Goal: Copy the lines below as they are; omit the images they contain.

Data for the task:
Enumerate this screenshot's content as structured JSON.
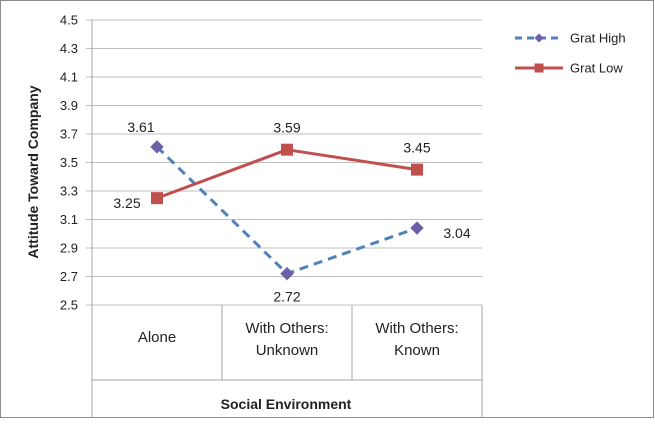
{
  "chart_data": {
    "type": "line",
    "title": "",
    "xlabel": "Social Environment",
    "ylabel": "Attitude Toward Company",
    "categories": [
      [
        "Alone"
      ],
      [
        "With Others:",
        "Unknown"
      ],
      [
        "With Others:",
        "Known"
      ]
    ],
    "ylim": [
      2.5,
      4.5
    ],
    "yticks": [
      "2.5",
      "2.7",
      "2.9",
      "3.1",
      "3.3",
      "3.5",
      "3.7",
      "3.9",
      "4.1",
      "4.3",
      "4.5"
    ],
    "grid": true,
    "legend_position": "right",
    "series": [
      {
        "name": "Grat High",
        "values": [
          3.61,
          2.72,
          3.04
        ],
        "labels": [
          "3.61",
          "2.72",
          "3.04"
        ],
        "color": "#4f81bd",
        "marker_color": "#6b5fa8",
        "line_style": "dashed",
        "marker": "diamond"
      },
      {
        "name": "Grat Low",
        "values": [
          3.25,
          3.59,
          3.45
        ],
        "labels": [
          "3.25",
          "3.59",
          "3.45"
        ],
        "color": "#c0504d",
        "marker_color": "#c0504d",
        "line_style": "solid",
        "marker": "square"
      }
    ]
  },
  "colors": {
    "grid": "#bfbfbf",
    "axis": "#a6a6a6",
    "frame": "#8c8c8c",
    "text": "#222222"
  }
}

Response to this exercise:
Enumerate this screenshot's content as structured JSON.
{
  "chart_data": {
    "type": "line",
    "title": "",
    "xlabel": "Social Environment",
    "ylabel": "Attitude Toward Company",
    "categories": [
      [
        "Alone"
      ],
      [
        "With Others:",
        "Unknown"
      ],
      [
        "With Others:",
        "Known"
      ]
    ],
    "ylim": [
      2.5,
      4.5
    ],
    "yticks": [
      "2.5",
      "2.7",
      "2.9",
      "3.1",
      "3.3",
      "3.5",
      "3.7",
      "3.9",
      "4.1",
      "4.3",
      "4.5"
    ],
    "grid": true,
    "legend_position": "right",
    "series": [
      {
        "name": "Grat High",
        "values": [
          3.61,
          2.72,
          3.04
        ],
        "labels": [
          "3.61",
          "2.72",
          "3.04"
        ],
        "color": "#4f81bd",
        "marker_color": "#6b5fa8",
        "line_style": "dashed",
        "marker": "diamond"
      },
      {
        "name": "Grat Low",
        "values": [
          3.25,
          3.59,
          3.45
        ],
        "labels": [
          "3.25",
          "3.59",
          "3.45"
        ],
        "color": "#c0504d",
        "marker_color": "#c0504d",
        "line_style": "solid",
        "marker": "square"
      }
    ]
  },
  "colors": {
    "grid": "#bfbfbf",
    "axis": "#a6a6a6",
    "frame": "#8c8c8c",
    "text": "#222222"
  }
}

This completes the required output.